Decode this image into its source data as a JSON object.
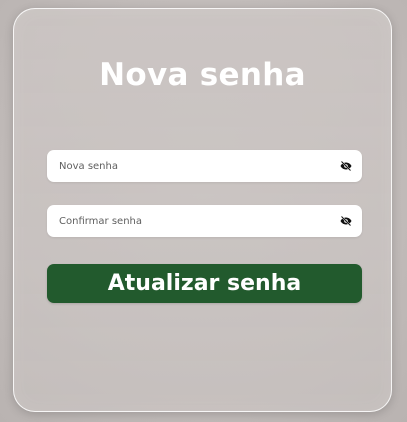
{
  "card": {
    "title": "Nova senha"
  },
  "fields": [
    {
      "placeholder": "Nova senha",
      "value": "",
      "icon": "eye-slash-icon"
    },
    {
      "placeholder": "Confirmar senha",
      "value": "",
      "icon": "eye-slash-icon"
    }
  ],
  "submit": {
    "label": "Atualizar senha"
  },
  "colors": {
    "background": "#c3bdbb",
    "button": "#225a2d",
    "title": "#ffffff",
    "field": "#ffffff"
  }
}
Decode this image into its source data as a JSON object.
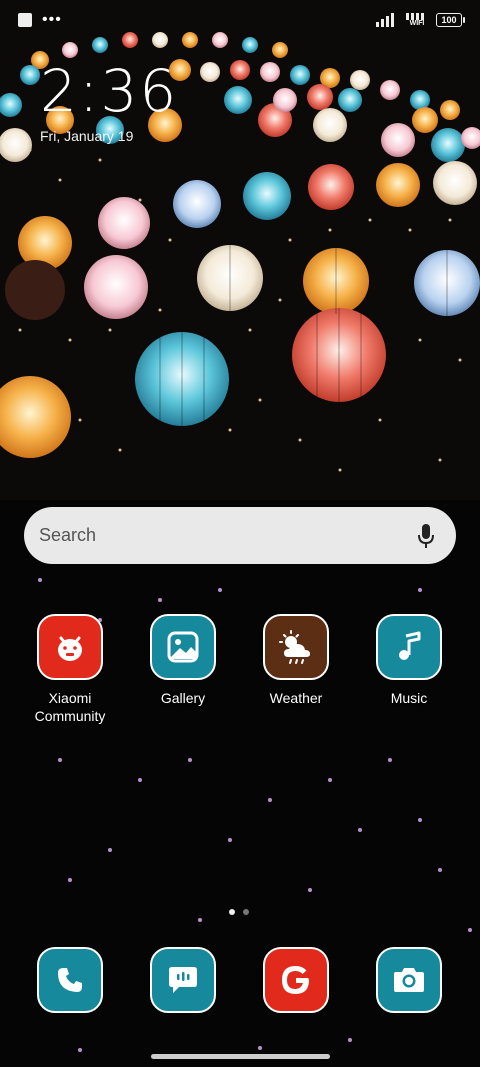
{
  "status_bar": {
    "notification_dots": "•••",
    "wifi_label": "WIFI",
    "battery_level": "100"
  },
  "lock": {
    "time": "2:36",
    "date": "Fri, January 19"
  },
  "search": {
    "label": "Search"
  },
  "apps": [
    {
      "label": "Xiaomi\nCommunity",
      "icon": "mi-bunny-icon",
      "color": "#e12a1c"
    },
    {
      "label": "Gallery",
      "icon": "gallery-icon",
      "color": "#16899c"
    },
    {
      "label": "Weather",
      "icon": "weather-icon",
      "color": "#5c2e14"
    },
    {
      "label": "Music",
      "icon": "music-icon",
      "color": "#16899c"
    }
  ],
  "dock": [
    {
      "icon": "phone-icon",
      "color": "#16899c"
    },
    {
      "icon": "messages-icon",
      "color": "#16899c"
    },
    {
      "icon": "google-icon",
      "color": "#e12a1c"
    },
    {
      "icon": "camera-icon",
      "color": "#16899c"
    }
  ],
  "pager": {
    "pages": 2,
    "current": 1
  }
}
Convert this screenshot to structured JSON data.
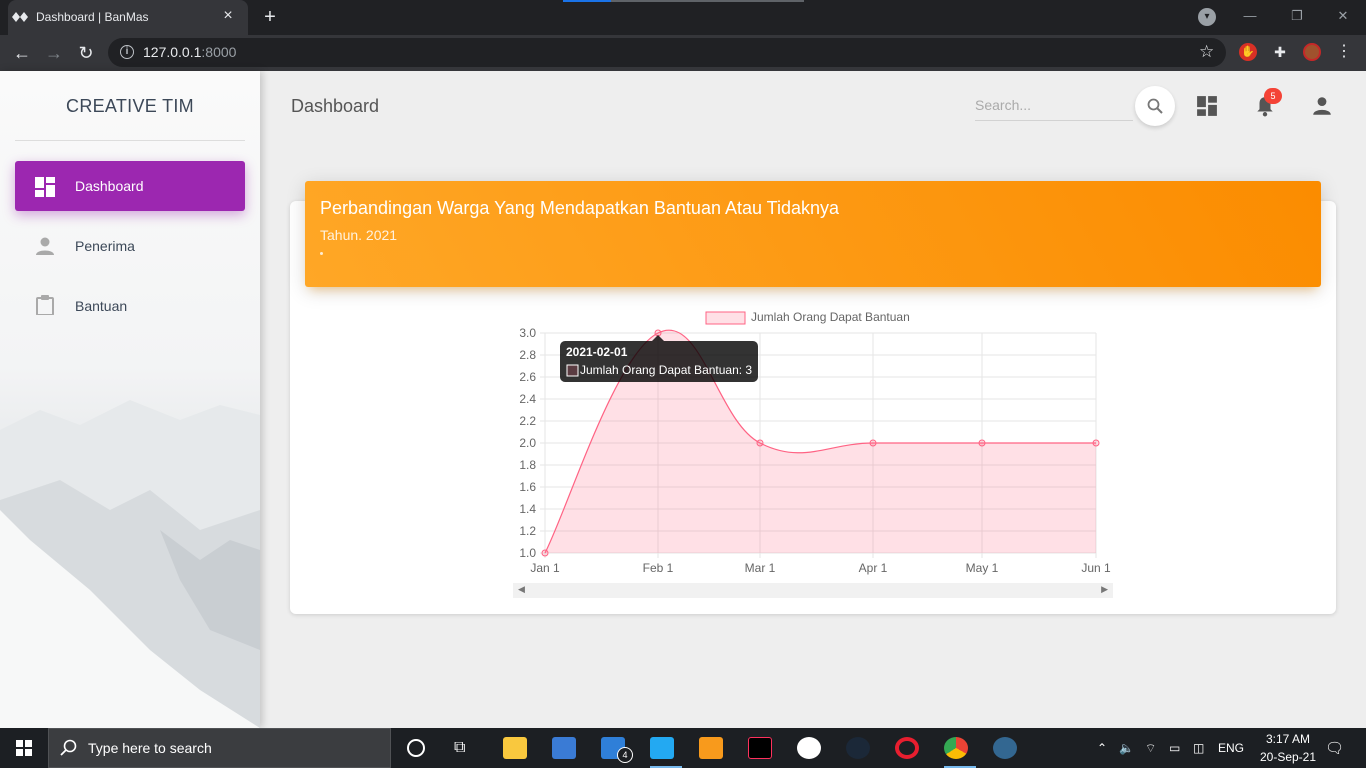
{
  "browser": {
    "tab_title": "Dashboard | BanMas",
    "tab_close": "×",
    "new_tab": "+",
    "url_host": "127.0.0.1",
    "url_port": ":8000",
    "back": "←",
    "forward": "→",
    "reload": "↻",
    "star": "☆",
    "minimize": "—",
    "restore": "❐",
    "close": "✕"
  },
  "sidebar": {
    "brand": "CREATIVE TIM",
    "items": [
      {
        "label": "Dashboard",
        "icon": "dashboard-icon",
        "active": true
      },
      {
        "label": "Penerima",
        "icon": "person-icon",
        "active": false
      },
      {
        "label": "Bantuan",
        "icon": "clipboard-icon",
        "active": false
      }
    ]
  },
  "header": {
    "title": "Dashboard",
    "search_placeholder": "Search...",
    "notification_count": "5"
  },
  "card": {
    "title": "Perbandingan Warga Yang Mendapatkan Bantuan Atau Tidaknya",
    "subtitle": "Tahun. 2021",
    "accent_color": "#fb8c00"
  },
  "chart_data": {
    "type": "area",
    "x": [
      "Jan 1",
      "Feb 1",
      "Mar 1",
      "Apr 1",
      "May 1",
      "Jun 1"
    ],
    "series": [
      {
        "name": "Jumlah Orang Dapat Bantuan",
        "values": [
          1,
          3,
          2,
          2,
          2,
          2
        ],
        "color": "#ff6384"
      }
    ],
    "yticks": [
      "3.0",
      "2.8",
      "2.6",
      "2.4",
      "2.2",
      "2.0",
      "1.8",
      "1.6",
      "1.4",
      "1.2",
      "1.0"
    ],
    "ylim": [
      1,
      3
    ],
    "grid": true,
    "legend": "top",
    "tooltip": {
      "title": "2021-02-01",
      "label": "Jumlah Orang Dapat Bantuan: 3",
      "point_index": 1
    }
  },
  "taskbar": {
    "search_text": "Type here to search",
    "language": "ENG",
    "time": "3:17 AM",
    "date": "20-Sep-21",
    "mail_badge": "4"
  }
}
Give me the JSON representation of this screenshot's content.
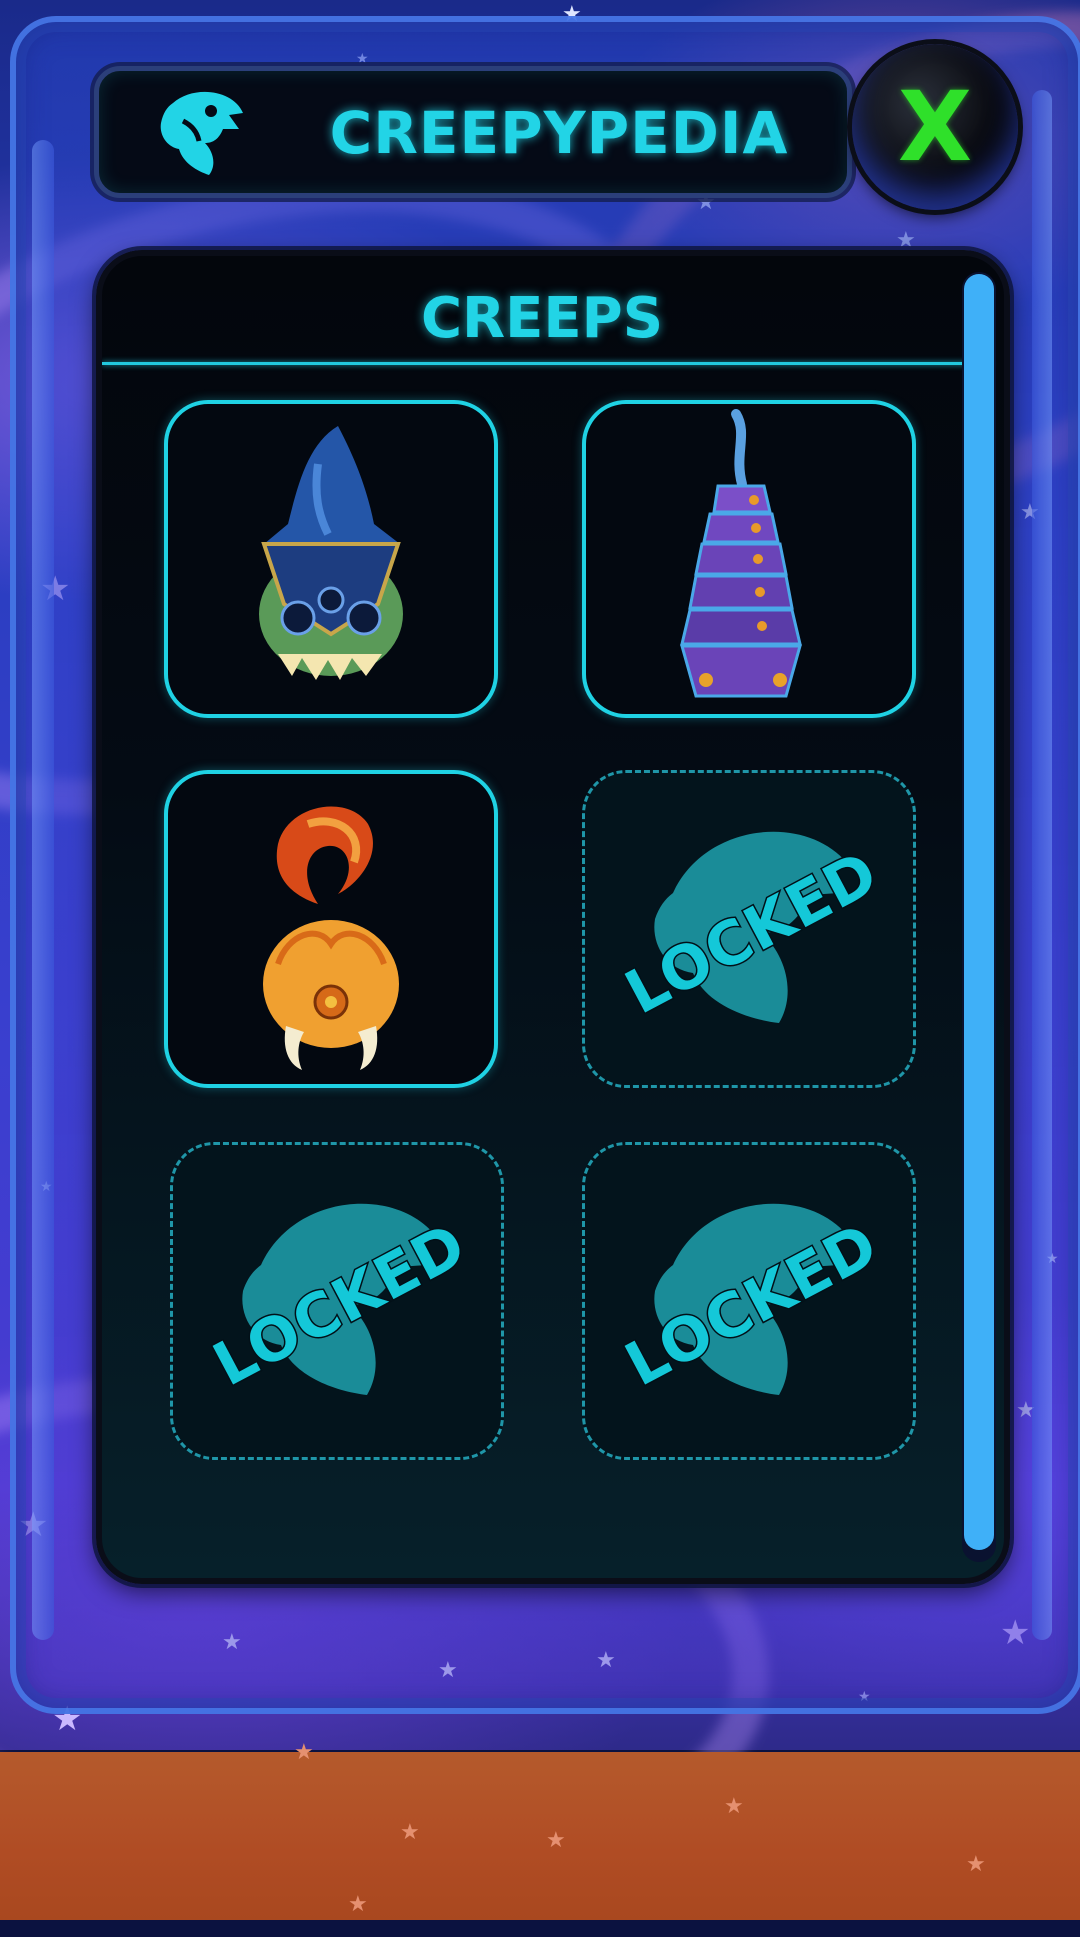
{
  "header": {
    "title": "CREEPYPEDIA",
    "logo_icon": "creep-head-logo-icon",
    "close_label": "X"
  },
  "panel": {
    "title": "CREEPS",
    "creeps": [
      {
        "status": "unlocked",
        "icon": "blue-flame-helmet-creep-icon"
      },
      {
        "status": "unlocked",
        "icon": "purple-tower-tentacle-creep-icon"
      },
      {
        "status": "unlocked",
        "icon": "orange-flame-pod-creep-icon"
      },
      {
        "status": "locked",
        "label": "LOCKED",
        "icon": "creep-silhouette-icon"
      },
      {
        "status": "locked",
        "label": "LOCKED",
        "icon": "creep-silhouette-icon"
      },
      {
        "status": "locked",
        "label": "LOCKED",
        "icon": "creep-silhouette-icon"
      }
    ]
  },
  "colors": {
    "accent_cyan": "#22d4e6",
    "close_green": "#2fe02a",
    "scrollbar": "#3fb0f8",
    "planet": "#b04c24"
  }
}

* * *

(Stated task)
Generate a word-for-word copy of the preceding records, excluding all pictures.

(Written answer)
Decode this image into its source data as a JSON object.
{
  "card": {
    "title": "Nova senha"
  },
  "fields": [
    {
      "placeholder": "Nova senha",
      "value": "",
      "icon": "eye-slash-icon"
    },
    {
      "placeholder": "Confirmar senha",
      "value": "",
      "icon": "eye-slash-icon"
    }
  ],
  "submit": {
    "label": "Atualizar senha"
  },
  "colors": {
    "background": "#c3bdbb",
    "button": "#225a2d",
    "title": "#ffffff",
    "field": "#ffffff"
  }
}
Decode this image into its source data as a JSON object.
{
  "status_bar": {
    "notification_dots": "•••",
    "wifi_label": "WIFI",
    "battery_level": "100"
  },
  "lock": {
    "time": "2:36",
    "date": "Fri, January 19"
  },
  "search": {
    "label": "Search"
  },
  "apps": [
    {
      "label": "Xiaomi\nCommunity",
      "icon": "mi-bunny-icon",
      "color": "#e12a1c"
    },
    {
      "label": "Gallery",
      "icon": "gallery-icon",
      "color": "#16899c"
    },
    {
      "label": "Weather",
      "icon": "weather-icon",
      "color": "#5c2e14"
    },
    {
      "label": "Music",
      "icon": "music-icon",
      "color": "#16899c"
    }
  ],
  "dock": [
    {
      "icon": "phone-icon",
      "color": "#16899c"
    },
    {
      "icon": "messages-icon",
      "color": "#16899c"
    },
    {
      "icon": "google-icon",
      "color": "#e12a1c"
    },
    {
      "icon": "camera-icon",
      "color": "#16899c"
    }
  ],
  "pager": {
    "pages": 2,
    "current": 1
  }
}
Convert this screenshot to structured JSON data.
{
  "browser": {
    "tab_title": "Dashboard | BanMas",
    "tab_close": "×",
    "new_tab": "+",
    "url_host": "127.0.0.1",
    "url_port": ":8000",
    "back": "←",
    "forward": "→",
    "reload": "↻",
    "star": "☆",
    "minimize": "—",
    "restore": "❐",
    "close": "✕"
  },
  "sidebar": {
    "brand": "CREATIVE TIM",
    "items": [
      {
        "label": "Dashboard",
        "icon": "dashboard-icon",
        "active": true
      },
      {
        "label": "Penerima",
        "icon": "person-icon",
        "active": false
      },
      {
        "label": "Bantuan",
        "icon": "clipboard-icon",
        "active": false
      }
    ]
  },
  "header": {
    "title": "Dashboard",
    "search_placeholder": "Search...",
    "notification_count": "5"
  },
  "card": {
    "title": "Perbandingan Warga Yang Mendapatkan Bantuan Atau Tidaknya",
    "subtitle": "Tahun. 2021",
    "accent_color": "#fb8c00"
  },
  "chart_data": {
    "type": "area",
    "x": [
      "Jan 1",
      "Feb 1",
      "Mar 1",
      "Apr 1",
      "May 1",
      "Jun 1"
    ],
    "series": [
      {
        "name": "Jumlah Orang Dapat Bantuan",
        "values": [
          1,
          3,
          2,
          2,
          2,
          2
        ],
        "color": "#ff6384"
      }
    ],
    "yticks": [
      "3.0",
      "2.8",
      "2.6",
      "2.4",
      "2.2",
      "2.0",
      "1.8",
      "1.6",
      "1.4",
      "1.2",
      "1.0"
    ],
    "ylim": [
      1,
      3
    ],
    "grid": true,
    "legend": "top",
    "tooltip": {
      "title": "2021-02-01",
      "label": "Jumlah Orang Dapat Bantuan: 3",
      "point_index": 1
    }
  },
  "taskbar": {
    "search_text": "Type here to search",
    "language": "ENG",
    "time": "3:17 AM",
    "date": "20-Sep-21",
    "mail_badge": "4"
  }
}
Give me the JSON representation of this screenshot's content.
{
  "header": {
    "title": "CREEPYPEDIA",
    "logo_icon": "creep-head-logo-icon",
    "close_label": "X"
  },
  "panel": {
    "title": "CREEPS",
    "creeps": [
      {
        "status": "unlocked",
        "icon": "blue-flame-helmet-creep-icon"
      },
      {
        "status": "unlocked",
        "icon": "purple-tower-tentacle-creep-icon"
      },
      {
        "status": "unlocked",
        "icon": "orange-flame-pod-creep-icon"
      },
      {
        "status": "locked",
        "label": "LOCKED",
        "icon": "creep-silhouette-icon"
      },
      {
        "status": "locked",
        "label": "LOCKED",
        "icon": "creep-silhouette-icon"
      },
      {
        "status": "locked",
        "label": "LOCKED",
        "icon": "creep-silhouette-icon"
      }
    ]
  },
  "colors": {
    "accent_cyan": "#22d4e6",
    "close_green": "#2fe02a",
    "scrollbar": "#3fb0f8",
    "planet": "#b04c24"
  }
}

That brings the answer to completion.